**SUPPLIED MATERIAL:**
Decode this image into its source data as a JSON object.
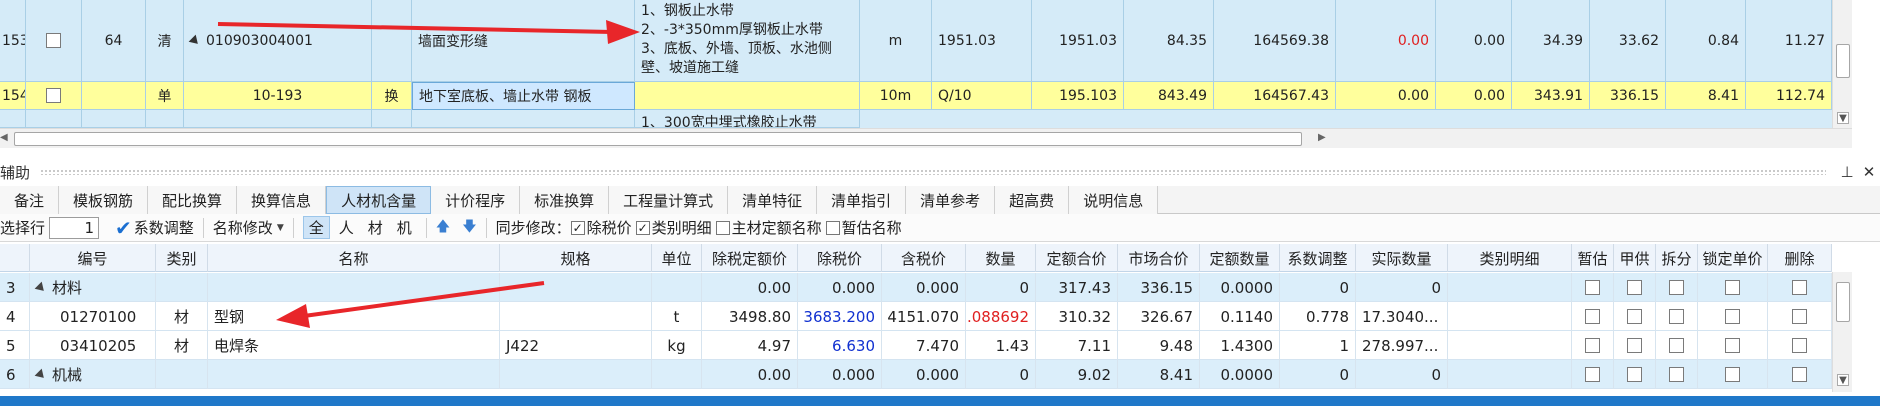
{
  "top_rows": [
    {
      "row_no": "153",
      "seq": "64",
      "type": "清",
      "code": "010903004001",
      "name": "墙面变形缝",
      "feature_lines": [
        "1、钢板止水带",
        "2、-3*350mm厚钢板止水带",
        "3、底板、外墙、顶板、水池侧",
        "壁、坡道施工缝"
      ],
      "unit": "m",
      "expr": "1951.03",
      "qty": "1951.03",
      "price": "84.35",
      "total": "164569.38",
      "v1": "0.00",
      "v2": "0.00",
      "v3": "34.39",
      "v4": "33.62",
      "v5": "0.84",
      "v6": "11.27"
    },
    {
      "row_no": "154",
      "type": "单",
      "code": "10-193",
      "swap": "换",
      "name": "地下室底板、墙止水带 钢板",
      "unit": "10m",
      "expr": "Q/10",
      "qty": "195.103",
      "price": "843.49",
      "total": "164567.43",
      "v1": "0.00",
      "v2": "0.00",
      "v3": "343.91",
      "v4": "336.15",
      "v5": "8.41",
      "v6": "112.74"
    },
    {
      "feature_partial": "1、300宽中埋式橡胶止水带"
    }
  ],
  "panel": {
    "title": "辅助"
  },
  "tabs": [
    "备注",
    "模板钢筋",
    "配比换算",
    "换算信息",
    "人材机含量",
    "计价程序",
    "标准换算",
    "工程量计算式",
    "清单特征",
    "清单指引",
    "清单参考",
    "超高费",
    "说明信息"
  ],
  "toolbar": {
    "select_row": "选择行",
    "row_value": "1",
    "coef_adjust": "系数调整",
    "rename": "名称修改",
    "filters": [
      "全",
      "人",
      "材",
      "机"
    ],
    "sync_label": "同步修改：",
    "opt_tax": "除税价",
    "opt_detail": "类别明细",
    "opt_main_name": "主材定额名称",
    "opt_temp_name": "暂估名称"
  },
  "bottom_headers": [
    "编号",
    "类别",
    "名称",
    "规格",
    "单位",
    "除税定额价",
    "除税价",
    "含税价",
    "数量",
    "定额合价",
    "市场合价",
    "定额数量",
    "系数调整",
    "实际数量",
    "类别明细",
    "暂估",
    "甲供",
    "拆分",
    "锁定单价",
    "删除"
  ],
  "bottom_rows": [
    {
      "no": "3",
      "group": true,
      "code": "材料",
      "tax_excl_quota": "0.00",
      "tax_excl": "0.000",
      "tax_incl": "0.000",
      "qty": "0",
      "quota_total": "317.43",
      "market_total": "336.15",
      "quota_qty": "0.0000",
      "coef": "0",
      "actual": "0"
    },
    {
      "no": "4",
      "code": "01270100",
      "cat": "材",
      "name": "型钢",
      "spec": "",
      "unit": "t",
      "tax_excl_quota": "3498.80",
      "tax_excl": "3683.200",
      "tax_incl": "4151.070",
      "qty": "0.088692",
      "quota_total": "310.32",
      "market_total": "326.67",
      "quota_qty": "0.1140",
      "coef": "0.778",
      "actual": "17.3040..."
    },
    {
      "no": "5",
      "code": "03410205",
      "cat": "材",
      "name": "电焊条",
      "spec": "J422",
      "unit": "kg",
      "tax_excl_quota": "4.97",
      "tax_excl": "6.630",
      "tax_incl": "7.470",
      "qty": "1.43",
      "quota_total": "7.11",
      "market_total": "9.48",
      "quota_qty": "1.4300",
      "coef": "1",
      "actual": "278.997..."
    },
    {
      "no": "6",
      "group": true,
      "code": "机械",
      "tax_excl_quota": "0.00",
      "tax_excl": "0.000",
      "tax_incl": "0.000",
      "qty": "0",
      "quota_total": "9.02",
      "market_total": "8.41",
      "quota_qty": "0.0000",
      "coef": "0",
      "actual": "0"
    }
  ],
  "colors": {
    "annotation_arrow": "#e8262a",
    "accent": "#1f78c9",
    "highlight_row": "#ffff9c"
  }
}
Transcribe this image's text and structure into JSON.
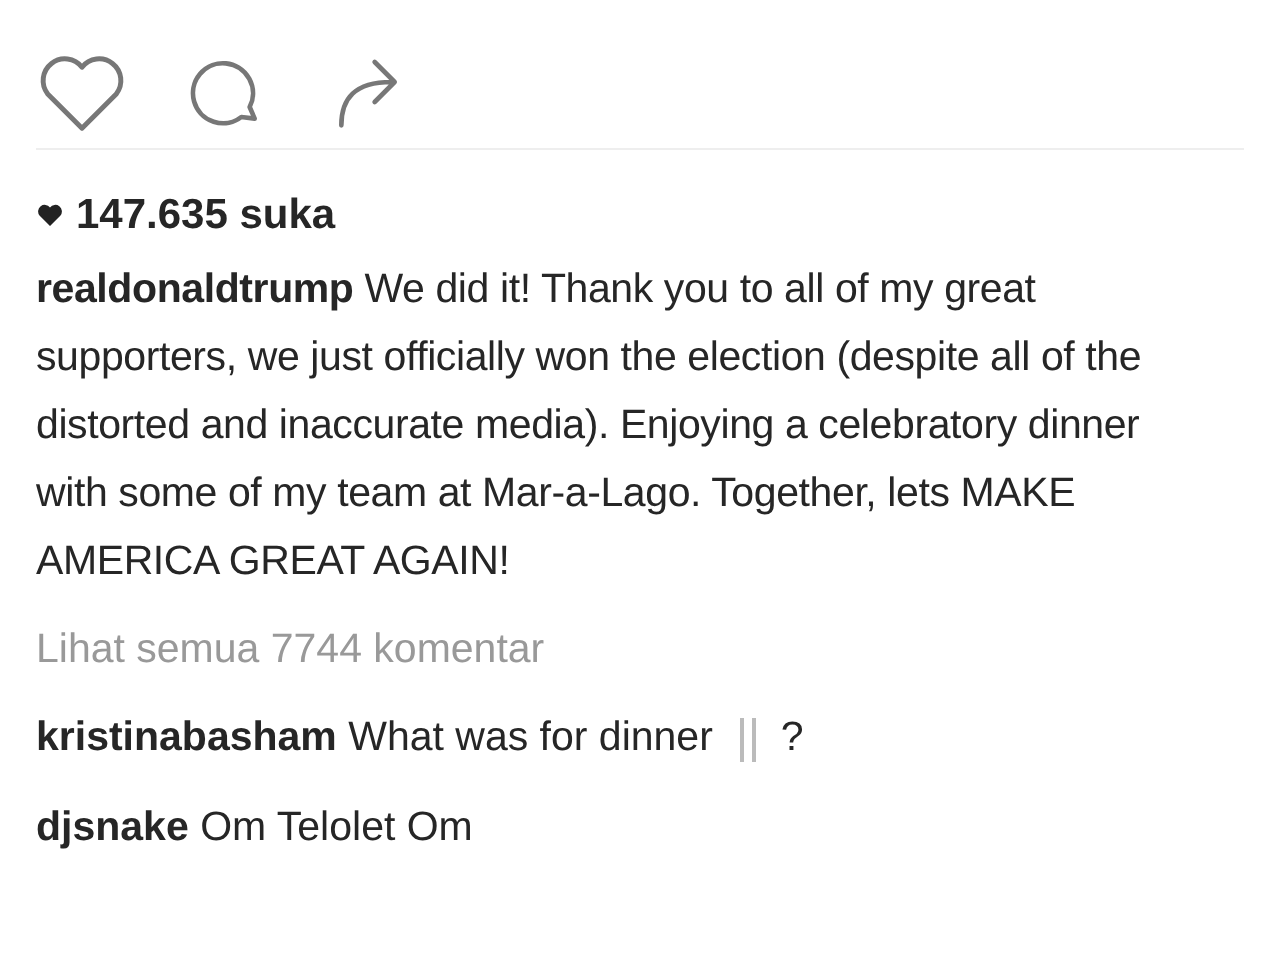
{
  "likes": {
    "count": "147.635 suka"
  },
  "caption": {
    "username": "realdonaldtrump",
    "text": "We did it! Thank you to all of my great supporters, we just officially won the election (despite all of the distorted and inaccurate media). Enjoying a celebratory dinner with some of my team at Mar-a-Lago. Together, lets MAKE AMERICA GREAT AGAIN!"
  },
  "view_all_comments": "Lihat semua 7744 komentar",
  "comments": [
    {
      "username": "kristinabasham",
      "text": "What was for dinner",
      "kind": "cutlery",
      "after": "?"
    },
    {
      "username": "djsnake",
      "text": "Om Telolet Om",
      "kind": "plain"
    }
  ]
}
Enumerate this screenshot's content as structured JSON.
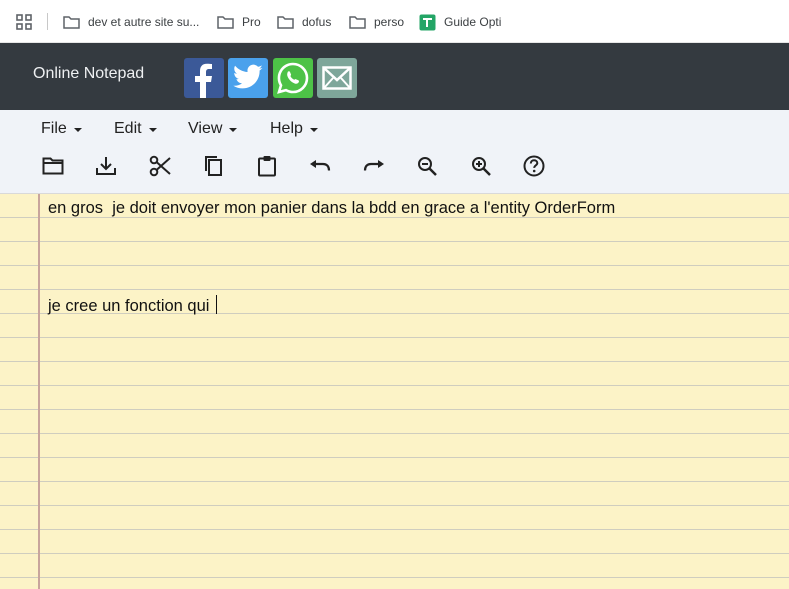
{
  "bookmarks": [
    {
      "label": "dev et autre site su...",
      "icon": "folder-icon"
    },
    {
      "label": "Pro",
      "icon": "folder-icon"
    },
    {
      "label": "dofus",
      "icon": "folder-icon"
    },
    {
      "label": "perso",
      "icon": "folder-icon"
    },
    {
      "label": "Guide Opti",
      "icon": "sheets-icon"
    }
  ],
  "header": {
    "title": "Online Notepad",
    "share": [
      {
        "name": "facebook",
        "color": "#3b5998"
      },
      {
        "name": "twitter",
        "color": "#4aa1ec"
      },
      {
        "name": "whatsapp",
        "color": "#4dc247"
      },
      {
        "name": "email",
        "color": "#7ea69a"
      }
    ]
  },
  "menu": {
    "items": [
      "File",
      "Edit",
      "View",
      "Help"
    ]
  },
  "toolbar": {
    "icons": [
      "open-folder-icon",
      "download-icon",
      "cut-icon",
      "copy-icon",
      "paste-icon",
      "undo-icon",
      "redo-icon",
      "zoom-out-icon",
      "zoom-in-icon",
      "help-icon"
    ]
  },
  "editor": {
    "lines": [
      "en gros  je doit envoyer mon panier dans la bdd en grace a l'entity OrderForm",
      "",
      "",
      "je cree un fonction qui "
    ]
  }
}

**INSTRUCTION:** Gather each line of the records holding the string "JSON".

**SOLUTION FOR THIS TASK:**
Decode this image into its source data as a JSON object.
Transcribe this image's text and structure into JSON.
Enumerate this screenshot's content as structured JSON.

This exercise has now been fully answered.